Dataset items:
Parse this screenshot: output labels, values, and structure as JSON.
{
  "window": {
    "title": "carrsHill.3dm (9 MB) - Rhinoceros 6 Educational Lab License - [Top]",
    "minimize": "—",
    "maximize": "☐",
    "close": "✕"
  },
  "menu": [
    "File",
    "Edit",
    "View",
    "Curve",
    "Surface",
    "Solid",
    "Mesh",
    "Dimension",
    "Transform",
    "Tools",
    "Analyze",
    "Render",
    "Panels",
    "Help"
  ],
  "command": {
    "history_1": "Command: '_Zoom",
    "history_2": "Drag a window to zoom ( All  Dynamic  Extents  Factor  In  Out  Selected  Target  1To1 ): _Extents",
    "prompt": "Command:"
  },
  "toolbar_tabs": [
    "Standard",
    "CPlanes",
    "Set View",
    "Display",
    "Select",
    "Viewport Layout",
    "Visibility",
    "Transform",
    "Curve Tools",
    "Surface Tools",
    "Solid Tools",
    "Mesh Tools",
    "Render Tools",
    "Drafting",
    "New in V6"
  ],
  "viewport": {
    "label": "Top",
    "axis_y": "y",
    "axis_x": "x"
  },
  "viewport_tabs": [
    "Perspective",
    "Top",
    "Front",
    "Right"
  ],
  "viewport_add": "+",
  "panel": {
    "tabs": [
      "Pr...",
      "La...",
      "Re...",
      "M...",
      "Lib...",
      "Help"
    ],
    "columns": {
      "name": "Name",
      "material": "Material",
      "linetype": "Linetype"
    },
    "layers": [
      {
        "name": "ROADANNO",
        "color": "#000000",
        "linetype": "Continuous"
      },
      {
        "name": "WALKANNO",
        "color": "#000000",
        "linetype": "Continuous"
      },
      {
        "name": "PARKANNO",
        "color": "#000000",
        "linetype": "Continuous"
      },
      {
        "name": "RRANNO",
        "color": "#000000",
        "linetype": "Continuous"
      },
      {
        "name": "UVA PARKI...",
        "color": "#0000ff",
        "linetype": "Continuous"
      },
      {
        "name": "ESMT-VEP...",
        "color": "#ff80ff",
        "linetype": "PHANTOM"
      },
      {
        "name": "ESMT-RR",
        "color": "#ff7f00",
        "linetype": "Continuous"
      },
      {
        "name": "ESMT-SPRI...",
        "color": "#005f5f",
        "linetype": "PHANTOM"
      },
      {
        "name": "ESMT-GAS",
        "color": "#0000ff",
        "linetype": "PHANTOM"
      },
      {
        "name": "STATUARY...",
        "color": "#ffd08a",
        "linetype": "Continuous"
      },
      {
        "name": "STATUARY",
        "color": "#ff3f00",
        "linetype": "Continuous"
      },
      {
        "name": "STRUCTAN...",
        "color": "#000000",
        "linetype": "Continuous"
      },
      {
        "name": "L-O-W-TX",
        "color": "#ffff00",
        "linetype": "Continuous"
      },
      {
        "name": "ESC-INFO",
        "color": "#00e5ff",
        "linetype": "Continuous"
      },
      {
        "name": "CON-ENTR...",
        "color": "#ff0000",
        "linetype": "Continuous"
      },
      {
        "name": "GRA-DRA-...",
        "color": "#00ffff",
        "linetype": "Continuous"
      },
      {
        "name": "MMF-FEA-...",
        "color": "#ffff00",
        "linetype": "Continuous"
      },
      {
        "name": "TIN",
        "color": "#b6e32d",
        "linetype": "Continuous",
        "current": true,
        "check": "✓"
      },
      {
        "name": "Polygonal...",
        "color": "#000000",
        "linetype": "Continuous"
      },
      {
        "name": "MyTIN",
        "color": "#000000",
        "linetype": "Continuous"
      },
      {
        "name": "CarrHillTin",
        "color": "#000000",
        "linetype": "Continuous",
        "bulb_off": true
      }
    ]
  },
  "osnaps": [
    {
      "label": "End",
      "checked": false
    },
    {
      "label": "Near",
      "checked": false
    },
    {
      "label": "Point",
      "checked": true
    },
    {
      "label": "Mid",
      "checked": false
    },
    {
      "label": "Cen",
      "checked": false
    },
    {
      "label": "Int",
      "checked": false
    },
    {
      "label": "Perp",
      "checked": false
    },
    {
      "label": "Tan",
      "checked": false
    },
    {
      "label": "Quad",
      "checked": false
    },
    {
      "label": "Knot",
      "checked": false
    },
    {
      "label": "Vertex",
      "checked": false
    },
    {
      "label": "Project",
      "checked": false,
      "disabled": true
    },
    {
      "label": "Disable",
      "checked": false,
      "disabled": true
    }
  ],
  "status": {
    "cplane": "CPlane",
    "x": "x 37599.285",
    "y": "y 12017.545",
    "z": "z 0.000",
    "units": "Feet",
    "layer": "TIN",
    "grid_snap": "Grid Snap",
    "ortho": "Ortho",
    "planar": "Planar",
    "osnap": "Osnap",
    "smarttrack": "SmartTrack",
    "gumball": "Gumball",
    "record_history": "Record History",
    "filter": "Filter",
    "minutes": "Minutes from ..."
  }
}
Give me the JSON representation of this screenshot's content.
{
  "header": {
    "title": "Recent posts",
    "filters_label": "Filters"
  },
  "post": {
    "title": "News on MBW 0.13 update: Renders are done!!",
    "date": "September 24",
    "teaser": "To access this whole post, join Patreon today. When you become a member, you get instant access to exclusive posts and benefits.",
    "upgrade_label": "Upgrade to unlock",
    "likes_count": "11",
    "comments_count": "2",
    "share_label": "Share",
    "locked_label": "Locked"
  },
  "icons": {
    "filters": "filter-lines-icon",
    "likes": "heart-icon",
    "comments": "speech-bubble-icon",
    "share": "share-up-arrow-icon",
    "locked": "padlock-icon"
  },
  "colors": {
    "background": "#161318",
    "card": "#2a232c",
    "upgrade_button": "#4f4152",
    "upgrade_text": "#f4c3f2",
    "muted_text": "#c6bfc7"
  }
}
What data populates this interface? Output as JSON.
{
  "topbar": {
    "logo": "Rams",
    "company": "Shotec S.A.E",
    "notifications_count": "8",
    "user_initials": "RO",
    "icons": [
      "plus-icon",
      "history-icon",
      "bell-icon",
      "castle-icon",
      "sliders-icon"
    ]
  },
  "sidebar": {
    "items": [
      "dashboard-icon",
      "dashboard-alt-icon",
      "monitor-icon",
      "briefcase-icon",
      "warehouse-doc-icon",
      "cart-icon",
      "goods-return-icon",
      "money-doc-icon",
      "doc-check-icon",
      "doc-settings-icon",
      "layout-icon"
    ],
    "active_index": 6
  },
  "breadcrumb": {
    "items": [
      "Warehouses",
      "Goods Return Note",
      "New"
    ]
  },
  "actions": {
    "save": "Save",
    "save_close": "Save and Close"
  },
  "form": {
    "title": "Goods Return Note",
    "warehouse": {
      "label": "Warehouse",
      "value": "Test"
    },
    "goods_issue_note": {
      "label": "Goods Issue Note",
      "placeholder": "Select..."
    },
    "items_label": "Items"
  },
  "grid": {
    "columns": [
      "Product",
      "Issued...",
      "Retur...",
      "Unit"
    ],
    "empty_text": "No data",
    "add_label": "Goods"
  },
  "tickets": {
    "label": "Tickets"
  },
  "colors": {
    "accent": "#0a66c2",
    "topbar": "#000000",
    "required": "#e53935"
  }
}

- **WORK TO COMPLETE**:
Type out the material again exactly as presented.

- **OUTPUT OF THE TASK**:
Parse this screenshot: output labels, values, and structure as JSON.
{
  "window": {
    "title": "carrsHill.3dm (9 MB) - Rhinoceros 6 Educational Lab License - [Top]",
    "minimize": "—",
    "maximize": "☐",
    "close": "✕"
  },
  "menu": [
    "File",
    "Edit",
    "View",
    "Curve",
    "Surface",
    "Solid",
    "Mesh",
    "Dimension",
    "Transform",
    "Tools",
    "Analyze",
    "Render",
    "Panels",
    "Help"
  ],
  "command": {
    "history_1": "Command: '_Zoom",
    "history_2": "Drag a window to zoom ( All  Dynamic  Extents  Factor  In  Out  Selected  Target  1To1 ): _Extents",
    "prompt": "Command:"
  },
  "toolbar_tabs": [
    "Standard",
    "CPlanes",
    "Set View",
    "Display",
    "Select",
    "Viewport Layout",
    "Visibility",
    "Transform",
    "Curve Tools",
    "Surface Tools",
    "Solid Tools",
    "Mesh Tools",
    "Render Tools",
    "Drafting",
    "New in V6"
  ],
  "viewport": {
    "label": "Top",
    "axis_y": "y",
    "axis_x": "x"
  },
  "viewport_tabs": [
    "Perspective",
    "Top",
    "Front",
    "Right"
  ],
  "viewport_add": "+",
  "panel": {
    "tabs": [
      "Pr...",
      "La...",
      "Re...",
      "M...",
      "Lib...",
      "Help"
    ],
    "columns": {
      "name": "Name",
      "material": "Material",
      "linetype": "Linetype"
    },
    "layers": [
      {
        "name": "ROADANNO",
        "color": "#000000",
        "linetype": "Continuous"
      },
      {
        "name": "WALKANNO",
        "color": "#000000",
        "linetype": "Continuous"
      },
      {
        "name": "PARKANNO",
        "color": "#000000",
        "linetype": "Continuous"
      },
      {
        "name": "RRANNO",
        "color": "#000000",
        "linetype": "Continuous"
      },
      {
        "name": "UVA PARKI...",
        "color": "#0000ff",
        "linetype": "Continuous"
      },
      {
        "name": "ESMT-VEP...",
        "color": "#ff80ff",
        "linetype": "PHANTOM"
      },
      {
        "name": "ESMT-RR",
        "color": "#ff7f00",
        "linetype": "Continuous"
      },
      {
        "name": "ESMT-SPRI...",
        "color": "#005f5f",
        "linetype": "PHANTOM"
      },
      {
        "name": "ESMT-GAS",
        "color": "#0000ff",
        "linetype": "PHANTOM"
      },
      {
        "name": "STATUARY...",
        "color": "#ffd08a",
        "linetype": "Continuous"
      },
      {
        "name": "STATUARY",
        "color": "#ff3f00",
        "linetype": "Continuous"
      },
      {
        "name": "STRUCTAN...",
        "color": "#000000",
        "linetype": "Continuous"
      },
      {
        "name": "L-O-W-TX",
        "color": "#ffff00",
        "linetype": "Continuous"
      },
      {
        "name": "ESC-INFO",
        "color": "#00e5ff",
        "linetype": "Continuous"
      },
      {
        "name": "CON-ENTR...",
        "color": "#ff0000",
        "linetype": "Continuous"
      },
      {
        "name": "GRA-DRA-...",
        "color": "#00ffff",
        "linetype": "Continuous"
      },
      {
        "name": "MMF-FEA-...",
        "color": "#ffff00",
        "linetype": "Continuous"
      },
      {
        "name": "TIN",
        "color": "#b6e32d",
        "linetype": "Continuous",
        "current": true,
        "check": "✓"
      },
      {
        "name": "Polygonal...",
        "color": "#000000",
        "linetype": "Continuous"
      },
      {
        "name": "MyTIN",
        "color": "#000000",
        "linetype": "Continuous"
      },
      {
        "name": "CarrHillTin",
        "color": "#000000",
        "linetype": "Continuous",
        "bulb_off": true
      }
    ]
  },
  "osnaps": [
    {
      "label": "End",
      "checked": false
    },
    {
      "label": "Near",
      "checked": false
    },
    {
      "label": "Point",
      "checked": true
    },
    {
      "label": "Mid",
      "checked": false
    },
    {
      "label": "Cen",
      "checked": false
    },
    {
      "label": "Int",
      "checked": false
    },
    {
      "label": "Perp",
      "checked": false
    },
    {
      "label": "Tan",
      "checked": false
    },
    {
      "label": "Quad",
      "checked": false
    },
    {
      "label": "Knot",
      "checked": false
    },
    {
      "label": "Vertex",
      "checked": false
    },
    {
      "label": "Project",
      "checked": false,
      "disabled": true
    },
    {
      "label": "Disable",
      "checked": false,
      "disabled": true
    }
  ],
  "status": {
    "cplane": "CPlane",
    "x": "x 37599.285",
    "y": "y 12017.545",
    "z": "z 0.000",
    "units": "Feet",
    "layer": "TIN",
    "grid_snap": "Grid Snap",
    "ortho": "Ortho",
    "planar": "Planar",
    "osnap": "Osnap",
    "smarttrack": "SmartTrack",
    "gumball": "Gumball",
    "record_history": "Record History",
    "filter": "Filter",
    "minutes": "Minutes from ..."
  }
}
Give me the JSON representation of this screenshot's content.
{
  "header": {
    "title": "Recent posts",
    "filters_label": "Filters"
  },
  "post": {
    "title": "News on MBW 0.13 update: Renders are done!!",
    "date": "September 24",
    "teaser": "To access this whole post, join Patreon today. When you become a member, you get instant access to exclusive posts and benefits.",
    "upgrade_label": "Upgrade to unlock",
    "likes_count": "11",
    "comments_count": "2",
    "share_label": "Share",
    "locked_label": "Locked"
  },
  "icons": {
    "filters": "filter-lines-icon",
    "likes": "heart-icon",
    "comments": "speech-bubble-icon",
    "share": "share-up-arrow-icon",
    "locked": "padlock-icon"
  },
  "colors": {
    "background": "#161318",
    "card": "#2a232c",
    "upgrade_button": "#4f4152",
    "upgrade_text": "#f4c3f2",
    "muted_text": "#c6bfc7"
  }
}
What data populates this interface? Output as JSON.
{
  "topbar": {
    "logo": "Rams",
    "company": "Shotec S.A.E",
    "notifications_count": "8",
    "user_initials": "RO",
    "icons": [
      "plus-icon",
      "history-icon",
      "bell-icon",
      "castle-icon",
      "sliders-icon"
    ]
  },
  "sidebar": {
    "items": [
      "dashboard-icon",
      "dashboard-alt-icon",
      "monitor-icon",
      "briefcase-icon",
      "warehouse-doc-icon",
      "cart-icon",
      "goods-return-icon",
      "money-doc-icon",
      "doc-check-icon",
      "doc-settings-icon",
      "layout-icon"
    ],
    "active_index": 6
  },
  "breadcrumb": {
    "items": [
      "Warehouses",
      "Goods Return Note",
      "New"
    ]
  },
  "actions": {
    "save": "Save",
    "save_close": "Save and Close"
  },
  "form": {
    "title": "Goods Return Note",
    "warehouse": {
      "label": "Warehouse",
      "value": "Test"
    },
    "goods_issue_note": {
      "label": "Goods Issue Note",
      "placeholder": "Select..."
    },
    "items_label": "Items"
  },
  "grid": {
    "columns": [
      "Product",
      "Issued...",
      "Retur...",
      "Unit"
    ],
    "empty_text": "No data",
    "add_label": "Goods"
  },
  "tickets": {
    "label": "Tickets"
  },
  "colors": {
    "accent": "#0a66c2",
    "topbar": "#000000",
    "required": "#e53935"
  }
}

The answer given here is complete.